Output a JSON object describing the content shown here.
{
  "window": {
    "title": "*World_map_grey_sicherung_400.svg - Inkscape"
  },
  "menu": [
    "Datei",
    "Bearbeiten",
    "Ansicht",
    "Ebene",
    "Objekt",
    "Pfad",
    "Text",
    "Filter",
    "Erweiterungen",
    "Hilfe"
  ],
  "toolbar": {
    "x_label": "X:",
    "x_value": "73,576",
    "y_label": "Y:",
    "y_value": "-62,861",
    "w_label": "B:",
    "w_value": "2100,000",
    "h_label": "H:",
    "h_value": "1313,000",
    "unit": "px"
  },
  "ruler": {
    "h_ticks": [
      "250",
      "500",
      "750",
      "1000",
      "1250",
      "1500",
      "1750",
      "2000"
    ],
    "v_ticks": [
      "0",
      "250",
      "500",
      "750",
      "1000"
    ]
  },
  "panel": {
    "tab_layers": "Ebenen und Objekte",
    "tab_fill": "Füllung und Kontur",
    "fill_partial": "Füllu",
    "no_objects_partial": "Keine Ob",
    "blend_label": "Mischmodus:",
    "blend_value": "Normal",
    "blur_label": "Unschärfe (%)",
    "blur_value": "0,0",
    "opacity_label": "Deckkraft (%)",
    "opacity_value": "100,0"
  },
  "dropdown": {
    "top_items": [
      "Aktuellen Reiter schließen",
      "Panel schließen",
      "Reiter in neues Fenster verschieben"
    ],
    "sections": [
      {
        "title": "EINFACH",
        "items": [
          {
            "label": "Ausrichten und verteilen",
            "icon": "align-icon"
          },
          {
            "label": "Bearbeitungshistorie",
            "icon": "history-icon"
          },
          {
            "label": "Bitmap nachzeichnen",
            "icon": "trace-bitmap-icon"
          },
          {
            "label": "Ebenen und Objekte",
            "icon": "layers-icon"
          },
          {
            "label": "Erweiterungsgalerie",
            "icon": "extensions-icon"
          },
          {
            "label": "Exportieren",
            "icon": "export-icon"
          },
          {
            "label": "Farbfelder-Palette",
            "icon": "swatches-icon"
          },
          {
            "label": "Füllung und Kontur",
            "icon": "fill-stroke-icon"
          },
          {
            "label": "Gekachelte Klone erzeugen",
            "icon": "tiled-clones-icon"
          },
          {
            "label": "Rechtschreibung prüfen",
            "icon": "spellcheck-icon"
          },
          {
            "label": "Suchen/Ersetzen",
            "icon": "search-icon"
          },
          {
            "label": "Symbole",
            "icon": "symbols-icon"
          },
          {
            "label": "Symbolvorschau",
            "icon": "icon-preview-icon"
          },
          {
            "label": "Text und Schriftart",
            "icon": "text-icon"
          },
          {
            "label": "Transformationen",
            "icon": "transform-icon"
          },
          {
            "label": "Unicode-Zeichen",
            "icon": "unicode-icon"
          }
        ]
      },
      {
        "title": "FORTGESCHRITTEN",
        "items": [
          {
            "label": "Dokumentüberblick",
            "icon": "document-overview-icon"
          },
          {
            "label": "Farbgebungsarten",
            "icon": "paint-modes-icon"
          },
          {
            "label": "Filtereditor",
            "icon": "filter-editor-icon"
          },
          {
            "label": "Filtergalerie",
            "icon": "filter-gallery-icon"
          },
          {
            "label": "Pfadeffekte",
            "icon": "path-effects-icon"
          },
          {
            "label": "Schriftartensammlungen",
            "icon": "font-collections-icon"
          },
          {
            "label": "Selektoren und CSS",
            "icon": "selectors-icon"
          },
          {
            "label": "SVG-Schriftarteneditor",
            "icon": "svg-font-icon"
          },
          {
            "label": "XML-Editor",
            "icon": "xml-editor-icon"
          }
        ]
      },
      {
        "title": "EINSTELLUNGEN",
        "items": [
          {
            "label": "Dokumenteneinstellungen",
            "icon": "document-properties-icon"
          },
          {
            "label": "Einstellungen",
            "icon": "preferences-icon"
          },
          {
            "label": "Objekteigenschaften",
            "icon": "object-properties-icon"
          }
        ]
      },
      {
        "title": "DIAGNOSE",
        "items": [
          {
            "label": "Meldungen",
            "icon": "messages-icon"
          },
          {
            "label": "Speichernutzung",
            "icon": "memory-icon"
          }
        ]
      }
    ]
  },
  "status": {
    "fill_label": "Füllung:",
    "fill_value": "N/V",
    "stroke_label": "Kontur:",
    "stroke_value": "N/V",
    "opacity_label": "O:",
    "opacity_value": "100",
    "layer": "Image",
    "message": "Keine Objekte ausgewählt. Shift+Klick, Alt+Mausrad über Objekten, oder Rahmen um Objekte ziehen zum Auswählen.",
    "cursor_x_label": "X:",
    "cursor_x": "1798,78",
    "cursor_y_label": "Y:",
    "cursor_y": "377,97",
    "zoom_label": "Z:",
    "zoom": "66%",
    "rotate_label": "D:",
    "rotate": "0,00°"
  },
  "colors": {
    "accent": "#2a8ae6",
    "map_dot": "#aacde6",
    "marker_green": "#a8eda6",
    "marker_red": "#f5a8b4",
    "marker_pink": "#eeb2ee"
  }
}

Task brief =>
Retype the material in full, character for character.

Written response =>
Output a JSON object describing the content shown here.
{
  "window": {
    "title": "*World_map_grey_sicherung_400.svg - Inkscape"
  },
  "menu": [
    "Datei",
    "Bearbeiten",
    "Ansicht",
    "Ebene",
    "Objekt",
    "Pfad",
    "Text",
    "Filter",
    "Erweiterungen",
    "Hilfe"
  ],
  "toolbar": {
    "x_label": "X:",
    "x_value": "73,576",
    "y_label": "Y:",
    "y_value": "-62,861",
    "w_label": "B:",
    "w_value": "2100,000",
    "h_label": "H:",
    "h_value": "1313,000",
    "unit": "px"
  },
  "ruler": {
    "h_ticks": [
      "250",
      "500",
      "750",
      "1000",
      "1250",
      "1500",
      "1750",
      "2000"
    ],
    "v_ticks": [
      "0",
      "250",
      "500",
      "750",
      "1000"
    ]
  },
  "panel": {
    "tab_layers": "Ebenen und Objekte",
    "tab_fill": "Füllung und Kontur",
    "fill_partial": "Füllu",
    "no_objects_partial": "Keine Ob",
    "blend_label": "Mischmodus:",
    "blend_value": "Normal",
    "blur_label": "Unschärfe (%)",
    "blur_value": "0,0",
    "opacity_label": "Deckkraft (%)",
    "opacity_value": "100,0"
  },
  "dropdown": {
    "top_items": [
      "Aktuellen Reiter schließen",
      "Panel schließen",
      "Reiter in neues Fenster verschieben"
    ],
    "sections": [
      {
        "title": "EINFACH",
        "items": [
          {
            "label": "Ausrichten und verteilen",
            "icon": "align-icon"
          },
          {
            "label": "Bearbeitungshistorie",
            "icon": "history-icon"
          },
          {
            "label": "Bitmap nachzeichnen",
            "icon": "trace-bitmap-icon"
          },
          {
            "label": "Ebenen und Objekte",
            "icon": "layers-icon"
          },
          {
            "label": "Erweiterungsgalerie",
            "icon": "extensions-icon"
          },
          {
            "label": "Exportieren",
            "icon": "export-icon"
          },
          {
            "label": "Farbfelder-Palette",
            "icon": "swatches-icon"
          },
          {
            "label": "Füllung und Kontur",
            "icon": "fill-stroke-icon"
          },
          {
            "label": "Gekachelte Klone erzeugen",
            "icon": "tiled-clones-icon"
          },
          {
            "label": "Rechtschreibung prüfen",
            "icon": "spellcheck-icon"
          },
          {
            "label": "Suchen/Ersetzen",
            "icon": "search-icon"
          },
          {
            "label": "Symbole",
            "icon": "symbols-icon"
          },
          {
            "label": "Symbolvorschau",
            "icon": "icon-preview-icon"
          },
          {
            "label": "Text und Schriftart",
            "icon": "text-icon"
          },
          {
            "label": "Transformationen",
            "icon": "transform-icon"
          },
          {
            "label": "Unicode-Zeichen",
            "icon": "unicode-icon"
          }
        ]
      },
      {
        "title": "FORTGESCHRITTEN",
        "items": [
          {
            "label": "Dokumentüberblick",
            "icon": "document-overview-icon"
          },
          {
            "label": "Farbgebungsarten",
            "icon": "paint-modes-icon"
          },
          {
            "label": "Filtereditor",
            "icon": "filter-editor-icon"
          },
          {
            "label": "Filtergalerie",
            "icon": "filter-gallery-icon"
          },
          {
            "label": "Pfadeffekte",
            "icon": "path-effects-icon"
          },
          {
            "label": "Schriftartensammlungen",
            "icon": "font-collections-icon"
          },
          {
            "label": "Selektoren und CSS",
            "icon": "selectors-icon"
          },
          {
            "label": "SVG-Schriftarteneditor",
            "icon": "svg-font-icon"
          },
          {
            "label": "XML-Editor",
            "icon": "xml-editor-icon"
          }
        ]
      },
      {
        "title": "EINSTELLUNGEN",
        "items": [
          {
            "label": "Dokumenteneinstellungen",
            "icon": "document-properties-icon"
          },
          {
            "label": "Einstellungen",
            "icon": "preferences-icon"
          },
          {
            "label": "Objekteigenschaften",
            "icon": "object-properties-icon"
          }
        ]
      },
      {
        "title": "DIAGNOSE",
        "items": [
          {
            "label": "Meldungen",
            "icon": "messages-icon"
          },
          {
            "label": "Speichernutzung",
            "icon": "memory-icon"
          }
        ]
      }
    ]
  },
  "status": {
    "fill_label": "Füllung:",
    "fill_value": "N/V",
    "stroke_label": "Kontur:",
    "stroke_value": "N/V",
    "opacity_label": "O:",
    "opacity_value": "100",
    "layer": "Image",
    "message": "Keine Objekte ausgewählt. Shift+Klick, Alt+Mausrad über Objekten, oder Rahmen um Objekte ziehen zum Auswählen.",
    "cursor_x_label": "X:",
    "cursor_x": "1798,78",
    "cursor_y_label": "Y:",
    "cursor_y": "377,97",
    "zoom_label": "Z:",
    "zoom": "66%",
    "rotate_label": "D:",
    "rotate": "0,00°"
  },
  "colors": {
    "accent": "#2a8ae6",
    "map_dot": "#aacde6",
    "marker_green": "#a8eda6",
    "marker_red": "#f5a8b4",
    "marker_pink": "#eeb2ee"
  }
}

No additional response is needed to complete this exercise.